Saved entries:
--- START ---

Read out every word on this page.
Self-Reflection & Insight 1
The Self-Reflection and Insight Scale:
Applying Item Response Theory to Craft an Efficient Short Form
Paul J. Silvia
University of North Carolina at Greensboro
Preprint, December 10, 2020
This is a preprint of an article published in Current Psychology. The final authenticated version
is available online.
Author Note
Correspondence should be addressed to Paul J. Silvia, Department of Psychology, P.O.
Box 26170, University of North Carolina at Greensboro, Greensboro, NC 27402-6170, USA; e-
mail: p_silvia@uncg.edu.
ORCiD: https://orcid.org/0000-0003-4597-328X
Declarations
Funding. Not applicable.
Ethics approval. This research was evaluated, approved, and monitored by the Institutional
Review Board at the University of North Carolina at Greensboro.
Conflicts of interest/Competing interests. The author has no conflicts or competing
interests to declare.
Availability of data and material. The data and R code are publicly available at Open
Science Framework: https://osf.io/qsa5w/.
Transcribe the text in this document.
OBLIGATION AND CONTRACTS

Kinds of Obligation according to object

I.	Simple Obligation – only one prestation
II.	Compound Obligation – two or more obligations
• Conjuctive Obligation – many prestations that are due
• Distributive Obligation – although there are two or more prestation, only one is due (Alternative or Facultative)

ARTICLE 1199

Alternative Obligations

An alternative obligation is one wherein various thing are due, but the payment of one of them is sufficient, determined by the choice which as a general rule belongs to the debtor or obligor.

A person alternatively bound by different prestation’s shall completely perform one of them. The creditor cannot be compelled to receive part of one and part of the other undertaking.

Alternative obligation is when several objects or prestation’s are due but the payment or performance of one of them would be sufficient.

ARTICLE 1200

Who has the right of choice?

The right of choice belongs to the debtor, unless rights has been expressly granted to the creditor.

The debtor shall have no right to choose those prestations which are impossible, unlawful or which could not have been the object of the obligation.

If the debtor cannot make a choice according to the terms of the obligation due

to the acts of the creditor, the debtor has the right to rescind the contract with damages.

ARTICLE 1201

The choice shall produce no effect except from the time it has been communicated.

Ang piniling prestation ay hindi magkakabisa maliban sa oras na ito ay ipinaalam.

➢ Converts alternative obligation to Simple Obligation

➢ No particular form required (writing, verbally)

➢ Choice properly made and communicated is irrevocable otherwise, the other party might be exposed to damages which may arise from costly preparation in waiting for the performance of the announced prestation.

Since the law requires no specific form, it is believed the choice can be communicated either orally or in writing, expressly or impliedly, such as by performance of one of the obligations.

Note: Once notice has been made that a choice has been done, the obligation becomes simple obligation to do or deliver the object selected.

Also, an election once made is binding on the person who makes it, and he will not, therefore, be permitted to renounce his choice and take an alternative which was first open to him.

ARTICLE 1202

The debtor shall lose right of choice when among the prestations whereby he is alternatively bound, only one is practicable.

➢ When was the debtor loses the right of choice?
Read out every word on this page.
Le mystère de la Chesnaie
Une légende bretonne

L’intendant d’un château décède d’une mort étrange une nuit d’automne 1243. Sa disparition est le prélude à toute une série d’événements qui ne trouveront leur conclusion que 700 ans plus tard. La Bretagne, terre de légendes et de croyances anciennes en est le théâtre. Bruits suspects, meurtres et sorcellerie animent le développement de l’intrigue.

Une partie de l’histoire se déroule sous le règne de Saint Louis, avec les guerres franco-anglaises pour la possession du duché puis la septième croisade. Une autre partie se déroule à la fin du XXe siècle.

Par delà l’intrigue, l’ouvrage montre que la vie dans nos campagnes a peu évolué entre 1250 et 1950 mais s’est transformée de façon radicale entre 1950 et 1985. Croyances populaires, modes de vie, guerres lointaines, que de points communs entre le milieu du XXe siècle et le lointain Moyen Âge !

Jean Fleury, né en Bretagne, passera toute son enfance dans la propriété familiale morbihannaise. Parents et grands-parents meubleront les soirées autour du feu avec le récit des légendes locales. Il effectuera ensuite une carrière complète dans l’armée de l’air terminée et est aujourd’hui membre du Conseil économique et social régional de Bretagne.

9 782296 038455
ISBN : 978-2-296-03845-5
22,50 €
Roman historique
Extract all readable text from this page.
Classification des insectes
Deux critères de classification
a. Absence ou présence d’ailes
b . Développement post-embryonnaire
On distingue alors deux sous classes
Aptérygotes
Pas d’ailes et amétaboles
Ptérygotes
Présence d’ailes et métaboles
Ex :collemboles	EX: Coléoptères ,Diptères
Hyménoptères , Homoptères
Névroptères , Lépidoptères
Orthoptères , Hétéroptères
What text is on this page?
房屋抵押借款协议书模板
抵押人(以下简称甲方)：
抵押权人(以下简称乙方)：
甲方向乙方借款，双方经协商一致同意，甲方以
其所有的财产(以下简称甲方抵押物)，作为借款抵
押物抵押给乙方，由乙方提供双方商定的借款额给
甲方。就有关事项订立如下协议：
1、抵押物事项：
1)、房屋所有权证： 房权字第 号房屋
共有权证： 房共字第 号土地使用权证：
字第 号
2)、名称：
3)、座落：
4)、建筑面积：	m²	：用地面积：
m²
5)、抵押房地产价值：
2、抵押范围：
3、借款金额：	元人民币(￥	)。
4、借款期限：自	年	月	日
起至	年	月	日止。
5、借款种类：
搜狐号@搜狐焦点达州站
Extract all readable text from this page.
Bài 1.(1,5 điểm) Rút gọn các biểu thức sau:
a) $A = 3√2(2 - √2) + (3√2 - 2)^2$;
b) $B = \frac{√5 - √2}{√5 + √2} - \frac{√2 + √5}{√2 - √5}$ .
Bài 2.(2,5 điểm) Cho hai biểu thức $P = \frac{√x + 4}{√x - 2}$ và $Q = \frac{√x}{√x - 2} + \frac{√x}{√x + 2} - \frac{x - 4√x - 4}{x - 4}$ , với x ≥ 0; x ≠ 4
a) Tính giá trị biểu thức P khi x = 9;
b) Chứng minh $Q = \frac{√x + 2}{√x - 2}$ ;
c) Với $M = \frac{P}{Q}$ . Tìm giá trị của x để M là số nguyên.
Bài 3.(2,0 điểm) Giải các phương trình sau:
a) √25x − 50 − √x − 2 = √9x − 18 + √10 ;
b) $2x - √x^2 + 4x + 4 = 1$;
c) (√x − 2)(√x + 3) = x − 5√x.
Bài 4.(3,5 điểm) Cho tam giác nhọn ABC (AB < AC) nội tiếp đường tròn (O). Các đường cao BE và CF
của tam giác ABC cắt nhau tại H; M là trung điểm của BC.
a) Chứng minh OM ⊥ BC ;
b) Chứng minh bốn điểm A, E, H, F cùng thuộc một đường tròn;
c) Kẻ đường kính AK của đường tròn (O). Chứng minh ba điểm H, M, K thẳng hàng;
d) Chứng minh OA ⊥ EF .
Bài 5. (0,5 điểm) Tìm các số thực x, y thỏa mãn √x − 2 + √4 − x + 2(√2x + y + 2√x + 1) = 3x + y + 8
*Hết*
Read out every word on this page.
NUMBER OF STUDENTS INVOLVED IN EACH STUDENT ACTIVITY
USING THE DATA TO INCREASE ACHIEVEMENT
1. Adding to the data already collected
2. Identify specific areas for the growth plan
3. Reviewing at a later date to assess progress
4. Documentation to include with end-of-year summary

--- END ---

Exercise brief: Scan the listing above. Gather each line that contains the word "Paul".

Solved exercise:
Paul J. Silvia
Correspondence should be addressed to Paul J. Silvia, Department of Psychology, P.O.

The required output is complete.